[start]

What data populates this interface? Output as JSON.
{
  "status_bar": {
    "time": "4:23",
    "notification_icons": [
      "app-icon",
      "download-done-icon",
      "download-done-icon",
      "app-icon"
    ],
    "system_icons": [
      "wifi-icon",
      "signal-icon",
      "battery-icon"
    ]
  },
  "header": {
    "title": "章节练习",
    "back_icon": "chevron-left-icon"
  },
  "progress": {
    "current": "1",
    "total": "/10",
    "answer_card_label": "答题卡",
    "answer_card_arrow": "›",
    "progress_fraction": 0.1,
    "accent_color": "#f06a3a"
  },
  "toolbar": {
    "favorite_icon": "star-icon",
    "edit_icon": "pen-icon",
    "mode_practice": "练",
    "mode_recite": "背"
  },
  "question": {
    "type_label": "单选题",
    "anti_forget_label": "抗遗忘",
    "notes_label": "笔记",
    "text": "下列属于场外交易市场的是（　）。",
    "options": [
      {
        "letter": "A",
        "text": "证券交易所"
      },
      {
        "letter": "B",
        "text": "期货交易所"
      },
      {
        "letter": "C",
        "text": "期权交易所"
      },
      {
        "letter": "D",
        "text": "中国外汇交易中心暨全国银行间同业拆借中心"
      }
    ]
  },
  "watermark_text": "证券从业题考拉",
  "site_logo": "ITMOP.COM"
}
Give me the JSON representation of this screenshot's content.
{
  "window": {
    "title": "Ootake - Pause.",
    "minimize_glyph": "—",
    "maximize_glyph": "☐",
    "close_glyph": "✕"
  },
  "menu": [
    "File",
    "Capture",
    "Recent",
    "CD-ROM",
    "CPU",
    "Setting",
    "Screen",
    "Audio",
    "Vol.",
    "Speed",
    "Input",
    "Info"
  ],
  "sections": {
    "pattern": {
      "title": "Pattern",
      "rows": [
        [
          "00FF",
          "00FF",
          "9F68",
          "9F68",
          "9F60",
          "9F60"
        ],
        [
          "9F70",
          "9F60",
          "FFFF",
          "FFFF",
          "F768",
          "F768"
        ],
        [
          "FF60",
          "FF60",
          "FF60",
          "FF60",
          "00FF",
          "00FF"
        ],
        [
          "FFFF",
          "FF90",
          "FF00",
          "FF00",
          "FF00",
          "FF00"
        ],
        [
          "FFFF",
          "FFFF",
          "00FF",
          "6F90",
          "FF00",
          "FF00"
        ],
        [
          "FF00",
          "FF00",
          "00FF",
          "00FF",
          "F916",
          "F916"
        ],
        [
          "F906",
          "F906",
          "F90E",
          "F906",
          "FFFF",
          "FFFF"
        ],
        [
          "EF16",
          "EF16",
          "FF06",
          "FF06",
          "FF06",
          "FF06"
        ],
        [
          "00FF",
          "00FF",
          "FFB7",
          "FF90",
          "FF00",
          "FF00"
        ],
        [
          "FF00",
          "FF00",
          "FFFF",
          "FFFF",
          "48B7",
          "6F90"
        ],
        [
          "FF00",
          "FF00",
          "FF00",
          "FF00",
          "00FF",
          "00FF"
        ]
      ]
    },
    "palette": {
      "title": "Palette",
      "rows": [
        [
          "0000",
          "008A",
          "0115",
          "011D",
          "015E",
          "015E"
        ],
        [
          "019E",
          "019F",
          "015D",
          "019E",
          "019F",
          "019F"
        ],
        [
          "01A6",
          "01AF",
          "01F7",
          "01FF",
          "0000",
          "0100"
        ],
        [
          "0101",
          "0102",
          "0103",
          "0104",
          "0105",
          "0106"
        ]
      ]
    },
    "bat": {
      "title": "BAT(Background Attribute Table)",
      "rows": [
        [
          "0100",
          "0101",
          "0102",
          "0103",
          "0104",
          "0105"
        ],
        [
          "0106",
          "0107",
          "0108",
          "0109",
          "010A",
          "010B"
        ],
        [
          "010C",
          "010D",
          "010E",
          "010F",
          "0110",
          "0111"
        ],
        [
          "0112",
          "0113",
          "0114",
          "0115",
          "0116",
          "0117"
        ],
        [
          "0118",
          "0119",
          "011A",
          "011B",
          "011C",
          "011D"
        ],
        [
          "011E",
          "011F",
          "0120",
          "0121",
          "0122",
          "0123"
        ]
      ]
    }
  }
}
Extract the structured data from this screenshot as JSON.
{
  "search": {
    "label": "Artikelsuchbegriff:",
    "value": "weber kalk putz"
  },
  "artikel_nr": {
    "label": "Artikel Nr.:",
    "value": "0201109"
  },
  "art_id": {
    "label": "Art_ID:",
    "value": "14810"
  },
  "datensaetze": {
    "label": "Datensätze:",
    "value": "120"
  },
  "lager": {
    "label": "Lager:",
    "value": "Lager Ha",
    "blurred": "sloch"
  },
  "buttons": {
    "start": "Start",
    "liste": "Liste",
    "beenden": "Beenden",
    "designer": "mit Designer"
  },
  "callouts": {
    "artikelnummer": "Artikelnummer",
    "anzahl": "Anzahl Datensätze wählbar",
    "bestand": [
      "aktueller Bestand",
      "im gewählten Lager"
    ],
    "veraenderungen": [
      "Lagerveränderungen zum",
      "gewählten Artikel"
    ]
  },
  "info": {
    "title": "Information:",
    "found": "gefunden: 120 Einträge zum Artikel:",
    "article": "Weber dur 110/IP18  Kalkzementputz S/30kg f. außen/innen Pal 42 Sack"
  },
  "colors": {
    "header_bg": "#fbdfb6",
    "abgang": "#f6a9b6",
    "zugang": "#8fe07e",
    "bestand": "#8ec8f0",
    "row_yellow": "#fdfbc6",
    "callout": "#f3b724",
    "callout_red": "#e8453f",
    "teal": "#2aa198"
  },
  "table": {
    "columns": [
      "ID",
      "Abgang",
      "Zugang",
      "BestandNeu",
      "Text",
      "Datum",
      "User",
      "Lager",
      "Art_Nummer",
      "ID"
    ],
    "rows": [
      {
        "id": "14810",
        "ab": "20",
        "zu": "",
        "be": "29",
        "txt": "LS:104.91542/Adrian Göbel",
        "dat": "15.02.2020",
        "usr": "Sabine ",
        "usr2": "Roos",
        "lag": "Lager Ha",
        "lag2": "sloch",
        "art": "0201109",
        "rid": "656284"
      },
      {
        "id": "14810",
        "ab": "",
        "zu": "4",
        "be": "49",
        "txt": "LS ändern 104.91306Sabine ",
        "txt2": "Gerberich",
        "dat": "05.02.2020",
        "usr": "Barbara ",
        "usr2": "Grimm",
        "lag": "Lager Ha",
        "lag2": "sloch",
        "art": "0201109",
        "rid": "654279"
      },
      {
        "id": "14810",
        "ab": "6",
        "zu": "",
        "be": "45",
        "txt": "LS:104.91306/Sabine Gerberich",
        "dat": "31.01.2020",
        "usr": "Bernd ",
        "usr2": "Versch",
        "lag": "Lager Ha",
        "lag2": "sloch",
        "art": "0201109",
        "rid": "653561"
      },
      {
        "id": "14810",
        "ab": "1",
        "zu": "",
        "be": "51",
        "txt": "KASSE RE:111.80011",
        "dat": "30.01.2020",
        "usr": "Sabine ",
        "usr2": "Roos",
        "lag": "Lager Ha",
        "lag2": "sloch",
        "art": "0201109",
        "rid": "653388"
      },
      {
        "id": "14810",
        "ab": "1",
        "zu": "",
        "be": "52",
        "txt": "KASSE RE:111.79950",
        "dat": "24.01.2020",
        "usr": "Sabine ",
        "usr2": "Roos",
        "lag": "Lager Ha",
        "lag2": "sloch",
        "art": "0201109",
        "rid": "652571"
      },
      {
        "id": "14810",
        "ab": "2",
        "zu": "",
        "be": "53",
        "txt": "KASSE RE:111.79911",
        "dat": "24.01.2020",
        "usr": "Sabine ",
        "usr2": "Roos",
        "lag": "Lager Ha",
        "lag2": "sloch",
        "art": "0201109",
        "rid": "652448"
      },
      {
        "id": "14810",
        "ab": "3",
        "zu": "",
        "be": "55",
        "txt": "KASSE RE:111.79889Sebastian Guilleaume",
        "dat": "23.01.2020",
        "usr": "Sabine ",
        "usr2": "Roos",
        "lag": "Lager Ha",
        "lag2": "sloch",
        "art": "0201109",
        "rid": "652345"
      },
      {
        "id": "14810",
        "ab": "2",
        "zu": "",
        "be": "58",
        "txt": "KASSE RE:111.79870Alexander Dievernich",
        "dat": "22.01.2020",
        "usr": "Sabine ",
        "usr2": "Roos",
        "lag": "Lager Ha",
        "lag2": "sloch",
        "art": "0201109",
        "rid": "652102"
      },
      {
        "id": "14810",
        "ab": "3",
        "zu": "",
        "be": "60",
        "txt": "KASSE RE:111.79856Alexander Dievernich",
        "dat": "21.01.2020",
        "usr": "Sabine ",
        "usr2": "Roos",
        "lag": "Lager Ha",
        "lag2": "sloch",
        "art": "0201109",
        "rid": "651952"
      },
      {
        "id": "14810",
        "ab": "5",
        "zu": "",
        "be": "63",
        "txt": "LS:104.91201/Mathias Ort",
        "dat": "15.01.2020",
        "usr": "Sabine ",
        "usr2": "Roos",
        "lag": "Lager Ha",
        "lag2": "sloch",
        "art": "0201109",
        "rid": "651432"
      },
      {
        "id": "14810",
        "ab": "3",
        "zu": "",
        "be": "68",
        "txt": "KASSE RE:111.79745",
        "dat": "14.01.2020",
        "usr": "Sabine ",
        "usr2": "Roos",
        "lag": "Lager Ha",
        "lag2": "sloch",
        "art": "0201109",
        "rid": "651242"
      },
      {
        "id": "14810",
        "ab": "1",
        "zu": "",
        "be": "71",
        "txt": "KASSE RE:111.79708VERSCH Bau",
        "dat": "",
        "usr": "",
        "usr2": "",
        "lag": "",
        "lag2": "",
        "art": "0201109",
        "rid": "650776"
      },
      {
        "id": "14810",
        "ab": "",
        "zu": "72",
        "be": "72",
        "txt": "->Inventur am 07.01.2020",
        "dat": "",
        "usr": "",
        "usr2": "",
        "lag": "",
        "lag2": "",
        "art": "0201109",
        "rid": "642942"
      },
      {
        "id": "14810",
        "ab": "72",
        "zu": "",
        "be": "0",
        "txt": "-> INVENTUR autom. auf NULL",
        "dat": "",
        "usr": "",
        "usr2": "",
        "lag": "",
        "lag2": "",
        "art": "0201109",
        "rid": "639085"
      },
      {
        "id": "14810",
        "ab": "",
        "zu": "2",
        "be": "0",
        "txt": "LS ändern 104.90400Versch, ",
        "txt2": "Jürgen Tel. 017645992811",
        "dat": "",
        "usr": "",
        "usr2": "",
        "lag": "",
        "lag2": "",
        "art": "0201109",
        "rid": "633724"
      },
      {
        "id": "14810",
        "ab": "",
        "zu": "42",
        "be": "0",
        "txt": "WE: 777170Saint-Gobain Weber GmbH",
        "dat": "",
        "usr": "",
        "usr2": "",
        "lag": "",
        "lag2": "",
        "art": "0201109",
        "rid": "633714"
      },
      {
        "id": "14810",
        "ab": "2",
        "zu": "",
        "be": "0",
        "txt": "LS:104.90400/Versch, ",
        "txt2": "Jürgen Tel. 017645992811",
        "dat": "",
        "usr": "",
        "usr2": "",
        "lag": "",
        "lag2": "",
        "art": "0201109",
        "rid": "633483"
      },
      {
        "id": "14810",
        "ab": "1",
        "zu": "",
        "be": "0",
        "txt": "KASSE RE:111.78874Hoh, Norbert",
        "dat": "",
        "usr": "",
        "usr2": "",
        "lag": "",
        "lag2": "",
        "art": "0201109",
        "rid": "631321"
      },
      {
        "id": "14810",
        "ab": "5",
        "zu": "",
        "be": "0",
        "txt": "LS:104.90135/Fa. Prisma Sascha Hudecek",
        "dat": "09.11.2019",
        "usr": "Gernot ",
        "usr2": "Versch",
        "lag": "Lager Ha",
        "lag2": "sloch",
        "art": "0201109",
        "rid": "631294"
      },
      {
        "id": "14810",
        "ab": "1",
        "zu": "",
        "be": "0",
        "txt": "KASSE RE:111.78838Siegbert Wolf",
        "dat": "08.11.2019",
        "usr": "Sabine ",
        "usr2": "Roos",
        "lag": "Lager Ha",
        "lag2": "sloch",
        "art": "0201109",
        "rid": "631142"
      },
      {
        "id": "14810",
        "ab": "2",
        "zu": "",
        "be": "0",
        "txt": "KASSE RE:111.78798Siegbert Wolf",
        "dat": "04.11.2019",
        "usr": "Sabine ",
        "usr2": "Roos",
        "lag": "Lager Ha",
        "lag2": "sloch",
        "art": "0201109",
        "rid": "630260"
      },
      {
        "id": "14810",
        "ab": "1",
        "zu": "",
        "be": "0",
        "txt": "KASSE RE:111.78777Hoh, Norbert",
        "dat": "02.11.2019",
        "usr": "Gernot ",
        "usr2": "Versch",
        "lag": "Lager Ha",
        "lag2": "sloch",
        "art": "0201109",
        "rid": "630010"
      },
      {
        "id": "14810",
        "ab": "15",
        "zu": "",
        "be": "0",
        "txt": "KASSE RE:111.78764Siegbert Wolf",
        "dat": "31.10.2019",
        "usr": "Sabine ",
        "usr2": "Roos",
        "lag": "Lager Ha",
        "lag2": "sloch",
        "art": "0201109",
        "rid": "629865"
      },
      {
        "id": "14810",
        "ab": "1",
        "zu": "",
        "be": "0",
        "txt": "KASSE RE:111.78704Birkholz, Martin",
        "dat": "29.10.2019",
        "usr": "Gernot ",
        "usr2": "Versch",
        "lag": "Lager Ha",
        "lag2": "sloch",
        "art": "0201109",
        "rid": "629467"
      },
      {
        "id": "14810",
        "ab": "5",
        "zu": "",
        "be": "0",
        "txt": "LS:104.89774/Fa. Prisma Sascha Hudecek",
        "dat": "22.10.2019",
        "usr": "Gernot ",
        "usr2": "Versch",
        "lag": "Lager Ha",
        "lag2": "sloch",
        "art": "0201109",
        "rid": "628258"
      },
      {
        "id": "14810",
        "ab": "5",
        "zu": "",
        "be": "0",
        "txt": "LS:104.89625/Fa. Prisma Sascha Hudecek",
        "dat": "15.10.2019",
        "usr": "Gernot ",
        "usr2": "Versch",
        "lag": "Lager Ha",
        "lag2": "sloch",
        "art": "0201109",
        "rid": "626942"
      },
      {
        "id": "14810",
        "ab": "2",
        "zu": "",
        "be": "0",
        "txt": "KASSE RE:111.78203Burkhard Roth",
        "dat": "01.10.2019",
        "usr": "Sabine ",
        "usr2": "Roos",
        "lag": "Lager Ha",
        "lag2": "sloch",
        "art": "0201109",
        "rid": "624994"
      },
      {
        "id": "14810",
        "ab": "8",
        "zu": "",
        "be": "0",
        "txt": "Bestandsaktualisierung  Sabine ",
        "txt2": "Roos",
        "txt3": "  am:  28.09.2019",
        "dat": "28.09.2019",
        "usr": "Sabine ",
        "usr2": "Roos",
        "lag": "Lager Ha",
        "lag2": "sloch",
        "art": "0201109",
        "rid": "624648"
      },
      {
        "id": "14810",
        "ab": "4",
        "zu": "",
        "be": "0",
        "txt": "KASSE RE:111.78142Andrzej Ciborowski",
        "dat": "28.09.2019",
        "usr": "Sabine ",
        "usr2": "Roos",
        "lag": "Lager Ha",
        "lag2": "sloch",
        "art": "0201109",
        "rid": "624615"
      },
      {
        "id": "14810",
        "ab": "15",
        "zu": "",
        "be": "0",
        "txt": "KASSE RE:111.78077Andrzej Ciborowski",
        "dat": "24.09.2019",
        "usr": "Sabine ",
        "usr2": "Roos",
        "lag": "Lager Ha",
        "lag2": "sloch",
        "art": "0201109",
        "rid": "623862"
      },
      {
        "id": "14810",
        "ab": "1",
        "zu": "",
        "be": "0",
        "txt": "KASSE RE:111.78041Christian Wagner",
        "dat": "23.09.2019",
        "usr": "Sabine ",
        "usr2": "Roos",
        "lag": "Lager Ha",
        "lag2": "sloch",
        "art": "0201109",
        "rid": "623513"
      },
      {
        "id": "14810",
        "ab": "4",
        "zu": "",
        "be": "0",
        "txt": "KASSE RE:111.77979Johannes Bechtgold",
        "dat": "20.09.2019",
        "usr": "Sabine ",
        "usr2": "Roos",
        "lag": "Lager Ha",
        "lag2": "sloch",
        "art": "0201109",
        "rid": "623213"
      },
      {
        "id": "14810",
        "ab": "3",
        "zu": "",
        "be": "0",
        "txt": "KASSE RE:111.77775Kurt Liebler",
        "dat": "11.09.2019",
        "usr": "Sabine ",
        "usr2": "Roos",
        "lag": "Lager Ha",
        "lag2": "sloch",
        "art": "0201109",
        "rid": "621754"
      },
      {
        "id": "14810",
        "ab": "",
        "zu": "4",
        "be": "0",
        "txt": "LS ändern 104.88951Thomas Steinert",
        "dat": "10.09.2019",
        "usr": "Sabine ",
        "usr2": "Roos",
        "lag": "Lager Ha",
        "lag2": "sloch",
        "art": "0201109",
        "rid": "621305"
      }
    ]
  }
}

[end]

▶ **Short problem**
Give only the number of lines in the data that hold the string "Sascha".

▶ **Response to the exercise**
3